▶ Given task
Output every line of the records below as a numbered list, skipping blank lines.

── Source material

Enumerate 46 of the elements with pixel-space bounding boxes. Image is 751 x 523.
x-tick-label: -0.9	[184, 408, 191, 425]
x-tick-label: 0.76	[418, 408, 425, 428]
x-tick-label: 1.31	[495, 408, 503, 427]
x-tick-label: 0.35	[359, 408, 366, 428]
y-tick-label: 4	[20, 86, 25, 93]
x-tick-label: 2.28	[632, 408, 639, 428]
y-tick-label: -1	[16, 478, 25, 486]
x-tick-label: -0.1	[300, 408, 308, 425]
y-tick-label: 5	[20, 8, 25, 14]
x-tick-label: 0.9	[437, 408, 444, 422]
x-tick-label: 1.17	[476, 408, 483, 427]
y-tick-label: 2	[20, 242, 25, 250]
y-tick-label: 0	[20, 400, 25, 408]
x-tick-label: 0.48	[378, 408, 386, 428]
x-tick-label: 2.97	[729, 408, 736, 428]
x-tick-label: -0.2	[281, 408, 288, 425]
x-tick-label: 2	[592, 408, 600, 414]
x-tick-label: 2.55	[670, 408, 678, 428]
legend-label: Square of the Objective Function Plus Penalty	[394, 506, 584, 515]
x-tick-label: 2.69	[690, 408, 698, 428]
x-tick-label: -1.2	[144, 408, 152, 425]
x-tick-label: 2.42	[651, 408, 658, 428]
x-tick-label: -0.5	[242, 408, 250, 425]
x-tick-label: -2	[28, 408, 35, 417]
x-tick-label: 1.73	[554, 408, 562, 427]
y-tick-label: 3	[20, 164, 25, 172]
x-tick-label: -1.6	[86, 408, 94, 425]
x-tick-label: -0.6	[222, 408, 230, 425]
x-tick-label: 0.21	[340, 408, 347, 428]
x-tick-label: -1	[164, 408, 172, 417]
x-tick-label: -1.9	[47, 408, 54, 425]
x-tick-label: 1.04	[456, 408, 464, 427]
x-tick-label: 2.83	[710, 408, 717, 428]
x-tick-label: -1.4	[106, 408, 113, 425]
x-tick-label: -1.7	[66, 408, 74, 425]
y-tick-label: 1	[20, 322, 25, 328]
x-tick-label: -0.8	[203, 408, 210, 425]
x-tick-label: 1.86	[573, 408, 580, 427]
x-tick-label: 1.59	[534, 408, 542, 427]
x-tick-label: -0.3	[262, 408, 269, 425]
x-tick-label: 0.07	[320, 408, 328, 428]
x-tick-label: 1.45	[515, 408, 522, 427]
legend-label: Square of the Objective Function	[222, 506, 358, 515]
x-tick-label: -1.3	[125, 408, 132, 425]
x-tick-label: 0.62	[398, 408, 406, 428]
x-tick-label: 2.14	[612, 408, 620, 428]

────

▶ Written response
1. Enumerate 46 of the elements with pixel-space bounding boxes. Image is 751 x 523.
2. x-tick-label: -0.9	[184, 408, 191, 425]
3. x-tick-label: 0.76	[418, 408, 425, 428]
4. x-tick-label: 1.31	[495, 408, 503, 427]
5. x-tick-label: 0.35	[359, 408, 366, 428]
6. y-tick-label: 4	[20, 86, 25, 93]
7. x-tick-label: 2.28	[632, 408, 639, 428]
8. y-tick-label: -1	[16, 478, 25, 486]
9. x-tick-label: -0.1	[300, 408, 308, 425]
10. y-tick-label: 5	[20, 8, 25, 14]
11. x-tick-label: 0.9	[437, 408, 444, 422]
12. x-tick-label: 1.17	[476, 408, 483, 427]
13. y-tick-label: 2	[20, 242, 25, 250]
14. y-tick-label: 0	[20, 400, 25, 408]
15. x-tick-label: 0.48	[378, 408, 386, 428]
16. x-tick-label: 2.97	[729, 408, 736, 428]
17. x-tick-label: -0.2	[281, 408, 288, 425]
18. x-tick-label: 2	[592, 408, 600, 414]
19. x-tick-label: 2.55	[670, 408, 678, 428]
20. legend-label: Square of the Objective Function Plus Penalty	[394, 506, 584, 515]
21. x-tick-label: 2.69	[690, 408, 698, 428]
22. x-tick-label: -1.2	[144, 408, 152, 425]
23. x-tick-label: 2.42	[651, 408, 658, 428]
24. x-tick-label: -0.5	[242, 408, 250, 425]
25. x-tick-label: -2	[28, 408, 35, 417]
26. x-tick-label: 1.73	[554, 408, 562, 427]
27. y-tick-label: 3	[20, 164, 25, 172]
28. x-tick-label: -1.6	[86, 408, 94, 425]
29. x-tick-label: -0.6	[222, 408, 230, 425]
30. x-tick-label: 0.21	[340, 408, 347, 428]
31. x-tick-label: -1	[164, 408, 172, 417]
32. x-tick-label: -1.9	[47, 408, 54, 425]
33. x-tick-label: 1.04	[456, 408, 464, 427]
34. x-tick-label: 2.83	[710, 408, 717, 428]
35. x-tick-label: -1.4	[106, 408, 113, 425]
36. x-tick-label: -1.7	[66, 408, 74, 425]
37. y-tick-label: 1	[20, 322, 25, 328]
38. x-tick-label: -0.8	[203, 408, 210, 425]
39. x-tick-label: 1.86	[573, 408, 580, 427]
40. x-tick-label: 1.59	[534, 408, 542, 427]
41. x-tick-label: -0.3	[262, 408, 269, 425]
42. x-tick-label: 0.07	[320, 408, 328, 428]
43. x-tick-label: 1.45	[515, 408, 522, 427]
44. legend-label: Square of the Objective Function	[222, 506, 358, 515]
45. x-tick-label: -1.3	[125, 408, 132, 425]
46. x-tick-label: 0.62	[398, 408, 406, 428]
47. x-tick-label: 2.14	[612, 408, 620, 428]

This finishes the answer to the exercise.